YOUR TASK ->
Determine how many lines carry the word "obtenues". Output that number only.

DATA TO USE ->
>> START
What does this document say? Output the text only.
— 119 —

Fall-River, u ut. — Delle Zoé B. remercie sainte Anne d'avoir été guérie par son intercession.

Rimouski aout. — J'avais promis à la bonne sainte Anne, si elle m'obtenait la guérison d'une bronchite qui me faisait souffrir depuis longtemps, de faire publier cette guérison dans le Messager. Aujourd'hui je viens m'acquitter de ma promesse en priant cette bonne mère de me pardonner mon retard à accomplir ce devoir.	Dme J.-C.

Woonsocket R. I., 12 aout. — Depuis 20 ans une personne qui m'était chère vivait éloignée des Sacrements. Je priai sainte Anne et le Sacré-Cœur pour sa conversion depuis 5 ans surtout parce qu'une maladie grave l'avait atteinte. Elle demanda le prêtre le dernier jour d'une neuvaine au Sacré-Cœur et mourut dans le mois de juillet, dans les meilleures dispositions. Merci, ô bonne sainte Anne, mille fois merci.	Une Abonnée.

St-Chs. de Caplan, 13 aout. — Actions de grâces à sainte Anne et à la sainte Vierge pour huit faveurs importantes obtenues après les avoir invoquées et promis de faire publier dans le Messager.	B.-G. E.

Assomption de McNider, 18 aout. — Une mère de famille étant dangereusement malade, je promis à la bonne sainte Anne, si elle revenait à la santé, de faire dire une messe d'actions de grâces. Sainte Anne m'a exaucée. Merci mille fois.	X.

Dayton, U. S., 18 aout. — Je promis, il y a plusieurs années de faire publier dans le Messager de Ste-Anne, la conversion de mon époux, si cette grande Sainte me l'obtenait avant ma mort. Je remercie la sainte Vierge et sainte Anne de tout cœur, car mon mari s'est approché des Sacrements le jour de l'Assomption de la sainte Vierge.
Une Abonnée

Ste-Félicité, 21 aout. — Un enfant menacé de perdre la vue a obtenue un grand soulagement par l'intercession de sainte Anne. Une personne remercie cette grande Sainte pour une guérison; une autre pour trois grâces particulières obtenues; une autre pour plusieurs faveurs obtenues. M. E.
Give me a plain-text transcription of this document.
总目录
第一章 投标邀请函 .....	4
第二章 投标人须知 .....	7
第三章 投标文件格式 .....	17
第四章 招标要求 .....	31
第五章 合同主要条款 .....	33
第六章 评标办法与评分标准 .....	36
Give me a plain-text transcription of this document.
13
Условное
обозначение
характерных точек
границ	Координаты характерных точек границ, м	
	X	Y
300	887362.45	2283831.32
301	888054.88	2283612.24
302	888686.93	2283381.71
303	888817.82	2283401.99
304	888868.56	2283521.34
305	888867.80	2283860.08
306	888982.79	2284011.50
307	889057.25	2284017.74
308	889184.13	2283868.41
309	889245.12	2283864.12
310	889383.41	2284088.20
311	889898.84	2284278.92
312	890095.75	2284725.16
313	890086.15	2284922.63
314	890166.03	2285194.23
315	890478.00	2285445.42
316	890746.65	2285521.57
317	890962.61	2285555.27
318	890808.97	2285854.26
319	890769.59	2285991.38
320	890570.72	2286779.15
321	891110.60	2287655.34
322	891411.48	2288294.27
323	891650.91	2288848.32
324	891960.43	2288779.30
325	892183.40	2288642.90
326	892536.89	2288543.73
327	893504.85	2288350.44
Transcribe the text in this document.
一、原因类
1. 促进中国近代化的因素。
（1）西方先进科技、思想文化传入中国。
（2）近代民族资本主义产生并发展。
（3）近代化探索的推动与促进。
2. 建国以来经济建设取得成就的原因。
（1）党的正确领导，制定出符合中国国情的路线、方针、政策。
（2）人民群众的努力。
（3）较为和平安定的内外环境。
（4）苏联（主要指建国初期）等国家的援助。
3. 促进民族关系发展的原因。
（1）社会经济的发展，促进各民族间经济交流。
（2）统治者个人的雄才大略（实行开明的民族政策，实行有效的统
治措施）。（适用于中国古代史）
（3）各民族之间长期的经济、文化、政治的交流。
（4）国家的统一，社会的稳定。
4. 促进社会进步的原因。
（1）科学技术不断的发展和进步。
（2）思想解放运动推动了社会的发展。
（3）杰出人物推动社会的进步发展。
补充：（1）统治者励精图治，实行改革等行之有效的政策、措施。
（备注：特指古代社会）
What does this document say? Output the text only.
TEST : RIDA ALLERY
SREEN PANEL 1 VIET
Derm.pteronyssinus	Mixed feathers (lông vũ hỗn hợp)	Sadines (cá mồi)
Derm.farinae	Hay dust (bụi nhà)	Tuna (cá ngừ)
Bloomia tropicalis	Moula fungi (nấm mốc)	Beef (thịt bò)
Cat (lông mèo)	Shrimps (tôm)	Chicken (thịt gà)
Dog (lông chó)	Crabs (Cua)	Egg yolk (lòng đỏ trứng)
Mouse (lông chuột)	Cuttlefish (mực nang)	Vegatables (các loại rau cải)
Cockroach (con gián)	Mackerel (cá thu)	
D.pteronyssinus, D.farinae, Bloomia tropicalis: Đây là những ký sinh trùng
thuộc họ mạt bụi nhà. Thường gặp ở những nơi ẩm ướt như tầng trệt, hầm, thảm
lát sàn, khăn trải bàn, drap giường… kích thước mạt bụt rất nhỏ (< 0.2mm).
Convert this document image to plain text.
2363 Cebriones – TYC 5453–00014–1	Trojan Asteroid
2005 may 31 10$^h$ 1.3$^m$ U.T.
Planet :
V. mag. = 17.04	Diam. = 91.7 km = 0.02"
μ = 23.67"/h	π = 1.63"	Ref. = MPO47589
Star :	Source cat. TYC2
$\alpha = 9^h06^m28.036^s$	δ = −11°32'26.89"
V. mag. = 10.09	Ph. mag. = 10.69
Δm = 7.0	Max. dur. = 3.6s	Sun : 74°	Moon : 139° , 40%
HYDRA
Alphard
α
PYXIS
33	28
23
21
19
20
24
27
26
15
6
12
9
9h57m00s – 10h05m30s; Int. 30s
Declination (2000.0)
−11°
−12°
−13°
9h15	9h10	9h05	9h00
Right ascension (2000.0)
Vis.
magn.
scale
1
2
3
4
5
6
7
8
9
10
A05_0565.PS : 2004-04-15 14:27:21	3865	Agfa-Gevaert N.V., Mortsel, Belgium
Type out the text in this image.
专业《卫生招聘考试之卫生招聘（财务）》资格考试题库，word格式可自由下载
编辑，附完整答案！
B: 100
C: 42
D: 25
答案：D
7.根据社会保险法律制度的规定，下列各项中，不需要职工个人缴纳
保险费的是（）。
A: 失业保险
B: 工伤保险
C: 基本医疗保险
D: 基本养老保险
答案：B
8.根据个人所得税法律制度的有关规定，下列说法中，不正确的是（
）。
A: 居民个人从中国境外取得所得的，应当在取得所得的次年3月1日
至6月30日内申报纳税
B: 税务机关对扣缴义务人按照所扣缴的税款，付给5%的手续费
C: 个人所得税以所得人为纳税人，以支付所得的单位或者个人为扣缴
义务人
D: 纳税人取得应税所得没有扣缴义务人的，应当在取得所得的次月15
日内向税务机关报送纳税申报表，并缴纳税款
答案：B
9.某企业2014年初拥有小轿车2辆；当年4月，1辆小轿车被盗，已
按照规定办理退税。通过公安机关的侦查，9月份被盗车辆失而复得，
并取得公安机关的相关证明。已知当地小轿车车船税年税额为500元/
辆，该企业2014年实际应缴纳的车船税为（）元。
>> END
EXERCISE OUTPUT ->
2